The exercise:
Transcribe the material exactly. Images do not belong in the copy.

Rows:
====================

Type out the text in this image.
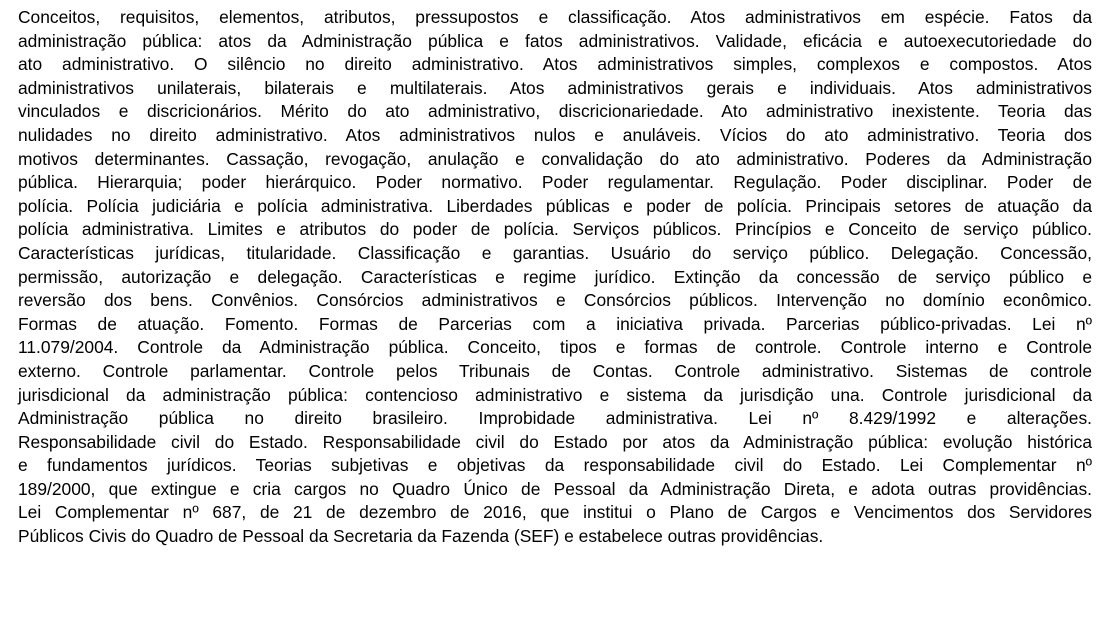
Conceitos, requisitos, elementos, atributos, pressupostos e classificação. Atos administrativos em espécie. Fatos da
administração pública: atos da Administração pública e fatos administrativos. Validade, eficácia e autoexecutoriedade do
ato administrativo. O silêncio no direito administrativo. Atos administrativos simples, complexos e compostos. Atos
administrativos unilaterais, bilaterais e multilaterais. Atos administrativos gerais e individuais. Atos administrativos
vinculados e discricionários. Mérito do ato administrativo, discricionariedade. Ato administrativo inexistente. Teoria das
nulidades no direito administrativo. Atos administrativos nulos e anuláveis. Vícios do ato administrativo. Teoria dos
motivos determinantes. Cassação, revogação, anulação e convalidação do ato administrativo. Poderes da Administração
pública. Hierarquia; poder hierárquico. Poder normativo. Poder regulamentar. Regulação. Poder disciplinar. Poder de
polícia. Polícia judiciária e polícia administrativa. Liberdades públicas e poder de polícia. Principais setores de atuação da
polícia administrativa. Limites e atributos do poder de polícia. Serviços públicos. Princípios e Conceito de serviço público.
Características jurídicas, titularidade. Classificação e garantias. Usuário do serviço público. Delegação. Concessão,
permissão, autorização e delegação. Características e regime jurídico. Extinção da concessão de serviço público e
reversão dos bens. Convênios. Consórcios administrativos e Consórcios públicos. Intervenção no domínio econômico.
Formas de atuação. Fomento. Formas de Parcerias com a iniciativa privada. Parcerias público-privadas. Lei nº
11.079/2004. Controle da Administração pública. Conceito, tipos e formas de controle. Controle interno e Controle
externo. Controle parlamentar. Controle pelos Tribunais de Contas. Controle administrativo. Sistemas de controle
jurisdicional da administração pública: contencioso administrativo e sistema da jurisdição una. Controle jurisdicional da
Administração pública no direito brasileiro. Improbidade administrativa. Lei nº 8.429/1992 e alterações.
Responsabilidade civil do Estado. Responsabilidade civil do Estado por atos da Administração pública: evolução histórica
e fundamentos jurídicos. Teorias subjetivas e objetivas da responsabilidade civil do Estado. Lei Complementar nº
189/2000, que extingue e cria cargos no Quadro Único de Pessoal da Administração Direta, e adota outras providências.
Lei Complementar nº 687, de 21 de dezembro de 2016, que institui o Plano de Cargos e Vencimentos dos Servidores
Públicos Civis do Quadro de Pessoal da Secretaria da Fazenda (SEF) e estabelece outras providências.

====================

Task output:
Type out the text in this image.
Conceitos, requisitos, elementos, atributos, pressupostos e classificação. Atos administrativos em espécie. Fatos da
administração pública: atos da Administração pública e fatos administrativos. Validade, eficácia e autoexecutoriedade do
ato administrativo. O silêncio no direito administrativo. Atos administrativos simples, complexos e compostos. Atos
administrativos unilaterais, bilaterais e multilaterais. Atos administrativos gerais e individuais. Atos administrativos
vinculados e discricionários. Mérito do ato administrativo, discricionariedade. Ato administrativo inexistente. Teoria das
nulidades no direito administrativo. Atos administrativos nulos e anuláveis. Vícios do ato administrativo. Teoria dos
motivos determinantes. Cassação, revogação, anulação e convalidação do ato administrativo. Poderes da Administração
pública. Hierarquia; poder hierárquico. Poder normativo. Poder regulamentar. Regulação. Poder disciplinar. Poder de
polícia. Polícia judiciária e polícia administrativa. Liberdades públicas e poder de polícia. Principais setores de atuação da
polícia administrativa. Limites e atributos do poder de polícia. Serviços públicos. Princípios e Conceito de serviço público.
Características jurídicas, titularidade. Classificação e garantias. Usuário do serviço público. Delegação. Concessão,
permissão, autorização e delegação. Características e regime jurídico. Extinção da concessão de serviço público e
reversão dos bens. Convênios. Consórcios administrativos e Consórcios públicos. Intervenção no domínio econômico.
Formas de atuação. Fomento. Formas de Parcerias com a iniciativa privada. Parcerias público-privadas. Lei nº
11.079/2004. Controle da Administração pública. Conceito, tipos e formas de controle. Controle interno e Controle
externo. Controle parlamentar. Controle pelos Tribunais de Contas. Controle administrativo. Sistemas de controle
jurisdicional da administração pública: contencioso administrativo e sistema da jurisdição una. Controle jurisdicional da
Administração pública no direito brasileiro. Improbidade administrativa. Lei nº 8.429/1992 e alterações.
Responsabilidade civil do Estado. Responsabilidade civil do Estado por atos da Administração pública: evolução histórica
e fundamentos jurídicos. Teorias subjetivas e objetivas da responsabilidade civil do Estado. Lei Complementar nº
189/2000, que extingue e cria cargos no Quadro Único de Pessoal da Administração Direta, e adota outras providências.
Lei Complementar nº 687, de 21 de dezembro de 2016, que institui o Plano de Cargos e Vencimentos dos Servidores
Públicos Civis do Quadro de Pessoal da Secretaria da Fazenda (SEF) e estabelece outras providências.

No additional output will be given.